Below is a set of entries. Reproduce exactly the lines from the one containing "Give me the" through the end, both included.

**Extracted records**

■ ■ ■ ■

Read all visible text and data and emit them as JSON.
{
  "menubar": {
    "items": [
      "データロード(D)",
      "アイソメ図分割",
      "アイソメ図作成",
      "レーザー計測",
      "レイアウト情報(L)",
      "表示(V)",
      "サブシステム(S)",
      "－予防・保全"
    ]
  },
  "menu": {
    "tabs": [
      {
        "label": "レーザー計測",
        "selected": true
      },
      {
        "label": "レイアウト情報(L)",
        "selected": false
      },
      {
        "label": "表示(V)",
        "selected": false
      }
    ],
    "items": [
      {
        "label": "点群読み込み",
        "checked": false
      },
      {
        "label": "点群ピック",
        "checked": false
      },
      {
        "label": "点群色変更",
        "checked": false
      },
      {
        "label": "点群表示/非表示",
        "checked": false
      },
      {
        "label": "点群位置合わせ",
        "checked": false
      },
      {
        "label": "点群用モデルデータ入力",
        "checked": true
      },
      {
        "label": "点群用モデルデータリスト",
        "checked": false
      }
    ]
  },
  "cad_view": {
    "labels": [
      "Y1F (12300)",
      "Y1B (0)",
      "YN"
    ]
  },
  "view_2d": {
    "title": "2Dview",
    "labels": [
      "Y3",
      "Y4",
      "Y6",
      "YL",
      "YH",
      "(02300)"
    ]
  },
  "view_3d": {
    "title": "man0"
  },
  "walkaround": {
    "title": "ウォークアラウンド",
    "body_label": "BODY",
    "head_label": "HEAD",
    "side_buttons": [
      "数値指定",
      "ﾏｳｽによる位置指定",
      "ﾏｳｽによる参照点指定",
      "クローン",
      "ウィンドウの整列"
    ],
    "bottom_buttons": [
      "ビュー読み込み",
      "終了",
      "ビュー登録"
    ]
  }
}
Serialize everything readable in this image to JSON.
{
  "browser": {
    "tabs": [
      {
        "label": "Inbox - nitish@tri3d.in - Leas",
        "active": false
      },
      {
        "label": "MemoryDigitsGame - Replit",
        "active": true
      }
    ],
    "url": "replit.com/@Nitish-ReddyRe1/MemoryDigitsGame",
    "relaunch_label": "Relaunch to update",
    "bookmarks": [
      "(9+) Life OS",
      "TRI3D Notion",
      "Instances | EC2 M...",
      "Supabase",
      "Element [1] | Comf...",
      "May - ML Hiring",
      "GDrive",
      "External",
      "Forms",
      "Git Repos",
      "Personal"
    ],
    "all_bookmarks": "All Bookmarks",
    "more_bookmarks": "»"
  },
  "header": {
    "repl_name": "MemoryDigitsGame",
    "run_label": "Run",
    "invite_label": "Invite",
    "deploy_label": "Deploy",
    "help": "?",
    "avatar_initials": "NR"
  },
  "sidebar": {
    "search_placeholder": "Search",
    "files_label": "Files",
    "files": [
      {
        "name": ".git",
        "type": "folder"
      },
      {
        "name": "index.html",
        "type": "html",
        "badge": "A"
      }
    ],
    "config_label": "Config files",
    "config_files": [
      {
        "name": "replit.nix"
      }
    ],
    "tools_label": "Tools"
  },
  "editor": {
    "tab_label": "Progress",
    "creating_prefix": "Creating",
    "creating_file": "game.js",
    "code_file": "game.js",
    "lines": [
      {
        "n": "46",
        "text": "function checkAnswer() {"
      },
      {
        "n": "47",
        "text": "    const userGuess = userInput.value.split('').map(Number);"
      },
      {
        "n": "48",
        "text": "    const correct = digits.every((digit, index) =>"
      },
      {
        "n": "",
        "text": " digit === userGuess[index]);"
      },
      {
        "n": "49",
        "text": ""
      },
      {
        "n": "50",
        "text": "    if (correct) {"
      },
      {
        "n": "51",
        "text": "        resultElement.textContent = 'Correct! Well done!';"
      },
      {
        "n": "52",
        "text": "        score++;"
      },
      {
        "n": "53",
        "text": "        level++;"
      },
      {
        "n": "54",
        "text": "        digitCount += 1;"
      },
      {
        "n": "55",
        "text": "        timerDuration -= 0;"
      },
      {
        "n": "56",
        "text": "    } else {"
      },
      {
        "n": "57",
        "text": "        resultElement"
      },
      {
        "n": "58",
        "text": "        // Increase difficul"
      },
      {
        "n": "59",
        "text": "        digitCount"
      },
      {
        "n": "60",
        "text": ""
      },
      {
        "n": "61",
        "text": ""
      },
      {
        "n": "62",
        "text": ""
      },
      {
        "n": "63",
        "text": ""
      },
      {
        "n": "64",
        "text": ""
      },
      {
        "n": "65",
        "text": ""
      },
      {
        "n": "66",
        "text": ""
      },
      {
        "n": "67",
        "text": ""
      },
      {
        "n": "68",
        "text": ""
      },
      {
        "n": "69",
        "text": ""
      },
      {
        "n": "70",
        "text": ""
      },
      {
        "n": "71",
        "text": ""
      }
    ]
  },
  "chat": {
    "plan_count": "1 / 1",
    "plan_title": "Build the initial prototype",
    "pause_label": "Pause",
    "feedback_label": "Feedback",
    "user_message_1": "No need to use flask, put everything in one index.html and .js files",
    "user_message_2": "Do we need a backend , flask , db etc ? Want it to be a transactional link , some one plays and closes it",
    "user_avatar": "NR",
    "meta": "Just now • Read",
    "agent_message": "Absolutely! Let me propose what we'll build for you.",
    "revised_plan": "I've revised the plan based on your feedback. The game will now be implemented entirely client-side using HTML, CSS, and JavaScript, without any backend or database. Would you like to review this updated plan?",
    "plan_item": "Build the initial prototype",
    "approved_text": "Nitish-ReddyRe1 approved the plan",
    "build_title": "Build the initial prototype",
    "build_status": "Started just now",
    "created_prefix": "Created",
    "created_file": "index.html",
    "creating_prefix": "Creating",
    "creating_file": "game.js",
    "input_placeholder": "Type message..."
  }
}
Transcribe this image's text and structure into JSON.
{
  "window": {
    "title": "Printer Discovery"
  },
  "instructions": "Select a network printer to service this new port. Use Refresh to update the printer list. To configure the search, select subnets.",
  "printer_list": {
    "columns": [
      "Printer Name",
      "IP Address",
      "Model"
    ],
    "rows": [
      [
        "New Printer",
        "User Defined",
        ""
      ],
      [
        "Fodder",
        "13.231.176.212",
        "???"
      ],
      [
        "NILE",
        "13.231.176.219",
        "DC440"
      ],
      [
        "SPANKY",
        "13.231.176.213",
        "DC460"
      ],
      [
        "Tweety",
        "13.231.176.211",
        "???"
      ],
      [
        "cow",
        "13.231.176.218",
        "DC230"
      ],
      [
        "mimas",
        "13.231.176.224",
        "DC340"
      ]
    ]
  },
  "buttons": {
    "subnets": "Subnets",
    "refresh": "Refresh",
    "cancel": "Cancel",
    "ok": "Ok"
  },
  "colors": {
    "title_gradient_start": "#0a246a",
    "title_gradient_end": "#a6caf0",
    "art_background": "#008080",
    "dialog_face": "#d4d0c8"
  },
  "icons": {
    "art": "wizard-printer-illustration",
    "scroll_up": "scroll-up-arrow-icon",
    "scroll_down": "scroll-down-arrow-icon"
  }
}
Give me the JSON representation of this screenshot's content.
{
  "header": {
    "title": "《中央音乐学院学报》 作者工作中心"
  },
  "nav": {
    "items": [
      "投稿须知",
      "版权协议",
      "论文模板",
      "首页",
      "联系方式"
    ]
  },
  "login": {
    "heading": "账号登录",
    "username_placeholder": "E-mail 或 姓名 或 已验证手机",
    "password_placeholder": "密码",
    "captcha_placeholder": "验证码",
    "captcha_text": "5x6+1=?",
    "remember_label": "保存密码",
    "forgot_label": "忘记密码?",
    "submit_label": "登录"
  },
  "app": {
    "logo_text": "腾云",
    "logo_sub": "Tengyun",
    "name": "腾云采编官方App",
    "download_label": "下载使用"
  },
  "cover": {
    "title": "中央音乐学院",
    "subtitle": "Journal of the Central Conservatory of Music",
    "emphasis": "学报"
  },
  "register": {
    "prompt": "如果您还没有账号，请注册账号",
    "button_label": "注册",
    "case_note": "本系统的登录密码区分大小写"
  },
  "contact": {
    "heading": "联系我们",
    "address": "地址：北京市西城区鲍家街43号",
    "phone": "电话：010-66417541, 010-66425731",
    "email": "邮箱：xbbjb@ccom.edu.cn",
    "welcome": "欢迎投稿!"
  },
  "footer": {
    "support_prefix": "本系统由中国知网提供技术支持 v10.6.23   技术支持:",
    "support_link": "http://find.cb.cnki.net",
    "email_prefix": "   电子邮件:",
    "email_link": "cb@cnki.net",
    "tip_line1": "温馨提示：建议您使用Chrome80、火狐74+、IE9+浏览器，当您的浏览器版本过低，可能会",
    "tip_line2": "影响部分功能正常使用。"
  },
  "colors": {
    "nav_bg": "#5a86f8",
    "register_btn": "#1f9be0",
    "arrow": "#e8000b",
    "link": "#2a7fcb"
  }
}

■ ■ ■ ■

**FULL RESPONSE**
Give me the JSON representation of this screenshot's content.
{
  "header": {
    "title": "《中央音乐学院学报》 作者工作中心"
  },
  "nav": {
    "items": [
      "投稿须知",
      "版权协议",
      "论文模板",
      "首页",
      "联系方式"
    ]
  },
  "login": {
    "heading": "账号登录",
    "username_placeholder": "E-mail 或 姓名 或 已验证手机",
    "password_placeholder": "密码",
    "captcha_placeholder": "验证码",
    "captcha_text": "5x6+1=?",
    "remember_label": "保存密码",
    "forgot_label": "忘记密码?",
    "submit_label": "登录"
  },
  "app": {
    "logo_text": "腾云",
    "logo_sub": "Tengyun",
    "name": "腾云采编官方App",
    "download_label": "下载使用"
  },
  "cover": {
    "title": "中央音乐学院",
    "subtitle": "Journal of the Central Conservatory of Music",
    "emphasis": "学报"
  },
  "register": {
    "prompt": "如果您还没有账号，请注册账号",
    "button_label": "注册",
    "case_note": "本系统的登录密码区分大小写"
  },
  "contact": {
    "heading": "联系我们",
    "address": "地址：北京市西城区鲍家街43号",
    "phone": "电话：010-66417541, 010-66425731",
    "email": "邮箱：xbbjb@ccom.edu.cn",
    "welcome": "欢迎投稿!"
  },
  "footer": {
    "support_prefix": "本系统由中国知网提供技术支持 v10.6.23   技术支持:",
    "support_link": "http://find.cb.cnki.net",
    "email_prefix": "   电子邮件:",
    "email_link": "cb@cnki.net",
    "tip_line1": "温馨提示：建议您使用Chrome80、火狐74+、IE9+浏览器，当您的浏览器版本过低，可能会",
    "tip_line2": "影响部分功能正常使用。"
  },
  "colors": {
    "nav_bg": "#5a86f8",
    "register_btn": "#1f9be0",
    "arrow": "#e8000b",
    "link": "#2a7fcb"
  }
}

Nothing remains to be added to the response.